==== AVAILABLE RECORDS

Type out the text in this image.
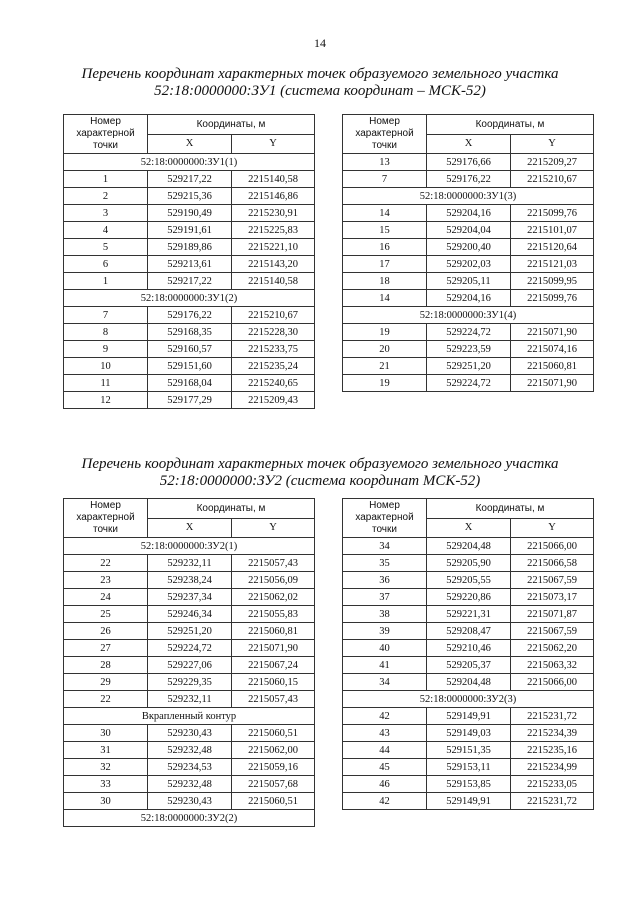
14
Перечень координат характерных точек образуемого земельного участка
52:18:0000000:ЗУ1 (система координат – МСК-52)
Номер характерной точки	Координаты, м	
	X	Y
52:18:0000000:ЗУ1(1)		
1	529217,22	2215140,58
2	529215,36	2215146,86
3	529190,49	2215230,91
4	529191,61	2215225,83
5	529189,86	2215221,10
6	529213,61	2215143,20
1	529217,22	2215140,58
52:18:0000000:ЗУ1(2)		
7	529176,22	2215210,67
8	529168,35	2215228,30
9	529160,57	2215233,75
10	529151,60	2215235,24
11	529168,04	2215240,65
12	529177,29	2215209,43
Номер характерной точки	Координаты, м	
	X	Y
13	529176,66	2215209,27
7	529176,22	2215210,67
52:18:0000000:ЗУ1(3)		
14	529204,16	2215099,76
15	529204,04	2215101,07
16	529200,40	2215120,64
17	529202,03	2215121,03
18	529205,11	2215099,95
14	529204,16	2215099,76
52:18:0000000:ЗУ1(4)		
19	529224,72	2215071,90
20	529223,59	2215074,16
21	529251,20	2215060,81
19	529224,72	2215071,90
Перечень координат характерных точек образуемого земельного участка
52:18:0000000:ЗУ2 (система координат МСК-52)
Номер характерной точки	Координаты, м	
	X	Y
52:18:0000000:ЗУ2(1)		
22	529232,11	2215057,43
23	529238,24	2215056,09
24	529237,34	2215062,02
25	529246,34	2215055,83
26	529251,20	2215060,81
27	529224,72	2215071,90
28	529227,06	2215067,24
29	529229,35	2215060,15
22	529232,11	2215057,43
Вкрапленный контур		
30	529230,43	2215060,51
31	529232,48	2215062,00
32	529234,53	2215059,16
33	529232,48	2215057,68
30	529230,43	2215060,51
52:18:0000000:ЗУ2(2)		
Номер характерной точки	Координаты, м	
	X	Y
34	529204,48	2215066,00
35	529205,90	2215066,58
36	529205,55	2215067,59
37	529220,86	2215073,17
38	529221,31	2215071,87
39	529208,47	2215067,59
40	529210,46	2215062,20
41	529205,37	2215063,32
34	529204,48	2215066,00
52:18:0000000:ЗУ2(3)		
42	529149,91	2215231,72
43	529149,03	2215234,39
44	529151,35	2215235,16
45	529153,11	2215234,99
46	529153,85	2215233,05
42	529149,91	2215231,72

========

◆ REQUIREMENTS
Your copy should match the records word for word, with the pictures removed.

◆ FULL SOLUTION
Type out the text in this image.
14
Перечень координат характерных точек образуемого земельного участка
52:18:0000000:ЗУ1 (система координат – МСК-52)
Номер характерной точки	Координаты, м	
	X	Y
52:18:0000000:ЗУ1(1)		
1	529217,22	2215140,58
2	529215,36	2215146,86
3	529190,49	2215230,91
4	529191,61	2215225,83
5	529189,86	2215221,10
6	529213,61	2215143,20
1	529217,22	2215140,58
52:18:0000000:ЗУ1(2)		
7	529176,22	2215210,67
8	529168,35	2215228,30
9	529160,57	2215233,75
10	529151,60	2215235,24
11	529168,04	2215240,65
12	529177,29	2215209,43
Номер характерной точки	Координаты, м	
	X	Y
13	529176,66	2215209,27
7	529176,22	2215210,67
52:18:0000000:ЗУ1(3)		
14	529204,16	2215099,76
15	529204,04	2215101,07
16	529200,40	2215120,64
17	529202,03	2215121,03
18	529205,11	2215099,95
14	529204,16	2215099,76
52:18:0000000:ЗУ1(4)		
19	529224,72	2215071,90
20	529223,59	2215074,16
21	529251,20	2215060,81
19	529224,72	2215071,90
Перечень координат характерных точек образуемого земельного участка
52:18:0000000:ЗУ2 (система координат МСК-52)
Номер характерной точки	Координаты, м	
	X	Y
52:18:0000000:ЗУ2(1)		
22	529232,11	2215057,43
23	529238,24	2215056,09
24	529237,34	2215062,02
25	529246,34	2215055,83
26	529251,20	2215060,81
27	529224,72	2215071,90
28	529227,06	2215067,24
29	529229,35	2215060,15
22	529232,11	2215057,43
Вкрапленный контур		
30	529230,43	2215060,51
31	529232,48	2215062,00
32	529234,53	2215059,16
33	529232,48	2215057,68
30	529230,43	2215060,51
52:18:0000000:ЗУ2(2)		
Номер характерной точки	Координаты, м	
	X	Y
34	529204,48	2215066,00
35	529205,90	2215066,58
36	529205,55	2215067,59
37	529220,86	2215073,17
38	529221,31	2215071,87
39	529208,47	2215067,59
40	529210,46	2215062,20
41	529205,37	2215063,32
34	529204,48	2215066,00
52:18:0000000:ЗУ2(3)		
42	529149,91	2215231,72
43	529149,03	2215234,39
44	529151,35	2215235,16
45	529153,11	2215234,99
46	529153,85	2215233,05
42	529149,91	2215231,72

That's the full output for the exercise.